* _WHAT THE EXERCISE ASKS_: Copy out each line that has "Arthur" in it.
______________________________
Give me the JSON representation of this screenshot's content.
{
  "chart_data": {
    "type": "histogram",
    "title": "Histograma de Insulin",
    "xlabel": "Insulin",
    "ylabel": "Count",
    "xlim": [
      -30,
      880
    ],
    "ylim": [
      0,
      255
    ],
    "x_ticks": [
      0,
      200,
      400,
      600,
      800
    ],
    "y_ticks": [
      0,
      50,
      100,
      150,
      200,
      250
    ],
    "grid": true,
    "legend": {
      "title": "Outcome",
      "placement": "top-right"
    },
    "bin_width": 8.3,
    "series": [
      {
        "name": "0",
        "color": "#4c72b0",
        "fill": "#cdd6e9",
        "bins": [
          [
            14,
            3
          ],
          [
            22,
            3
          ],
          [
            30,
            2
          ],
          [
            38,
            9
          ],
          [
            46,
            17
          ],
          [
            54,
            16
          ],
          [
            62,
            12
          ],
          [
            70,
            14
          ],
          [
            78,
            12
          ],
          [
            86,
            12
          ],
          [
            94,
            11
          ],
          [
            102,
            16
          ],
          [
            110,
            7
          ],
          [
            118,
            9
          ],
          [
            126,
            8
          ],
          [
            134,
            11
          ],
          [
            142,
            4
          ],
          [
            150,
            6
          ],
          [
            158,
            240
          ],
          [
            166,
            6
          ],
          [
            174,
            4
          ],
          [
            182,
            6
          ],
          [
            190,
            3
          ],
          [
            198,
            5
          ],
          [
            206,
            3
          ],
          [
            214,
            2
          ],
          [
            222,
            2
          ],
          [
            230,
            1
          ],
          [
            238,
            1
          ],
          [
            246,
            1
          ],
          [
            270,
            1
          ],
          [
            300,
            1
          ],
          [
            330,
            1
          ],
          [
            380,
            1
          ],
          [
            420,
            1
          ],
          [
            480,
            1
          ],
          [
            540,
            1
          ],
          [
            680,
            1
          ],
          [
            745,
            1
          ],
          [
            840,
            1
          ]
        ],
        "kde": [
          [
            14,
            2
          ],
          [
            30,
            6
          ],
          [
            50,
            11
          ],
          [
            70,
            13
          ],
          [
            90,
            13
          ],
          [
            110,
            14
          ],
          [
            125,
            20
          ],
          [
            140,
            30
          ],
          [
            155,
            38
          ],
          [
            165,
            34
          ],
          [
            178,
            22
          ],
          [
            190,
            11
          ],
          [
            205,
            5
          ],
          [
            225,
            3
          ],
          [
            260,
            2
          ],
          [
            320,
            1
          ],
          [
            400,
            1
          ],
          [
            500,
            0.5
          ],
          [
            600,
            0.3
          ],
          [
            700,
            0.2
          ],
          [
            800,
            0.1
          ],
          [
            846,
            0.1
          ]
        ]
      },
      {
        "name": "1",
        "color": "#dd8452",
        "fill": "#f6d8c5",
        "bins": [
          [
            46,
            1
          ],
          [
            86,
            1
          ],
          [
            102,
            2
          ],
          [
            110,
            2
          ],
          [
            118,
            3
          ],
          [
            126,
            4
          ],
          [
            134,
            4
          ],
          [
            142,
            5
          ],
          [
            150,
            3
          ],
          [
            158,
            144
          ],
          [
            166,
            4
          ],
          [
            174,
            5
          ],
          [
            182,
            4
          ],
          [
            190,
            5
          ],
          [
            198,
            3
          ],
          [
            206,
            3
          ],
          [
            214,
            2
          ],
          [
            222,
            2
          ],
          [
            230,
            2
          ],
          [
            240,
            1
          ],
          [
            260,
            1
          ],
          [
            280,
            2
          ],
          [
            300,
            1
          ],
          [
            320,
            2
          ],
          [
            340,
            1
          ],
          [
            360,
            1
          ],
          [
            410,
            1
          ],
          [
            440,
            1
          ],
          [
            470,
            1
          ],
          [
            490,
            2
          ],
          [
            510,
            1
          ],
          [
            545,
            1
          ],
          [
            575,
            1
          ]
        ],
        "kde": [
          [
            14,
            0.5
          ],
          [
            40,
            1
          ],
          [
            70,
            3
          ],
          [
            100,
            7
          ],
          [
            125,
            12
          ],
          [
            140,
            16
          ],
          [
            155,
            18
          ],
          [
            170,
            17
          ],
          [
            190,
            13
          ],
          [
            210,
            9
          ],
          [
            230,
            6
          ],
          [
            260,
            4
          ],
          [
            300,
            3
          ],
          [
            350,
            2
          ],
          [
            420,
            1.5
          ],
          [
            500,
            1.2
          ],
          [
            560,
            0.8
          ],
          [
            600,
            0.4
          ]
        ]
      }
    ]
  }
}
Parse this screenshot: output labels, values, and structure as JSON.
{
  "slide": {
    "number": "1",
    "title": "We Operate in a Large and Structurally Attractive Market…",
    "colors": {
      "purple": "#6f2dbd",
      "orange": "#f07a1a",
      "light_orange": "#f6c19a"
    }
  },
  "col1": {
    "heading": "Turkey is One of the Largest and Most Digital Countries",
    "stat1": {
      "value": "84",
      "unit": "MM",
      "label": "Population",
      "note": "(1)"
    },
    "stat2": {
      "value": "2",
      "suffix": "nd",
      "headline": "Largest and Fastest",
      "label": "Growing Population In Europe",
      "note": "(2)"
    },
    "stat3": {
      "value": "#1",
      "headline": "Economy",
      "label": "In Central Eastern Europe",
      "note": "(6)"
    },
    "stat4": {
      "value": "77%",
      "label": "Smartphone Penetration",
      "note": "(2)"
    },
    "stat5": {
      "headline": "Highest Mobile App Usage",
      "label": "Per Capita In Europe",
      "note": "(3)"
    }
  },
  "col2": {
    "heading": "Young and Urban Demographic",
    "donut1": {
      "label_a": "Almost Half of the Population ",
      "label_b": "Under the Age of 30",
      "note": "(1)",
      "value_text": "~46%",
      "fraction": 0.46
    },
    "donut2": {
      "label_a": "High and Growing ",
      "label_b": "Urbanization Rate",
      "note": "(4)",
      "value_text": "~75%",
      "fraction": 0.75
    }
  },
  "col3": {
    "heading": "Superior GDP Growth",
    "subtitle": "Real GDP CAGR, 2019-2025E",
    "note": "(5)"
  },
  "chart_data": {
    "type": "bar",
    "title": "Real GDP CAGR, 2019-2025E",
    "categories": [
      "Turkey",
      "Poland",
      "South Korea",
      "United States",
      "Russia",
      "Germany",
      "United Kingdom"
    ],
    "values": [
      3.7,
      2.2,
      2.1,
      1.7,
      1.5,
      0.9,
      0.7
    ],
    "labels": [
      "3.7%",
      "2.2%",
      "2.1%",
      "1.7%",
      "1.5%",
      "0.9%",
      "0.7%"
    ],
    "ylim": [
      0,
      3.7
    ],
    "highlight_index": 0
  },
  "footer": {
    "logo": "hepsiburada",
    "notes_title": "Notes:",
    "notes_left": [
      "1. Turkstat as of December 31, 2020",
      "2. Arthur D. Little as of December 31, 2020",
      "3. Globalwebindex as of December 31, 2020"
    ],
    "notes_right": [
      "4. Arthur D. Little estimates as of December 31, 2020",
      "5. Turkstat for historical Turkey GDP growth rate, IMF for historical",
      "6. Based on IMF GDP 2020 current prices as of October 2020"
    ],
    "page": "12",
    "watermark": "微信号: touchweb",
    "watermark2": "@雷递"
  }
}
______________________________
* _CORRECT RESULT_:
      "2. Arthur D. Little as of December 31, 2020",
      "4. Arthur D. Little estimates as of December 31, 2020",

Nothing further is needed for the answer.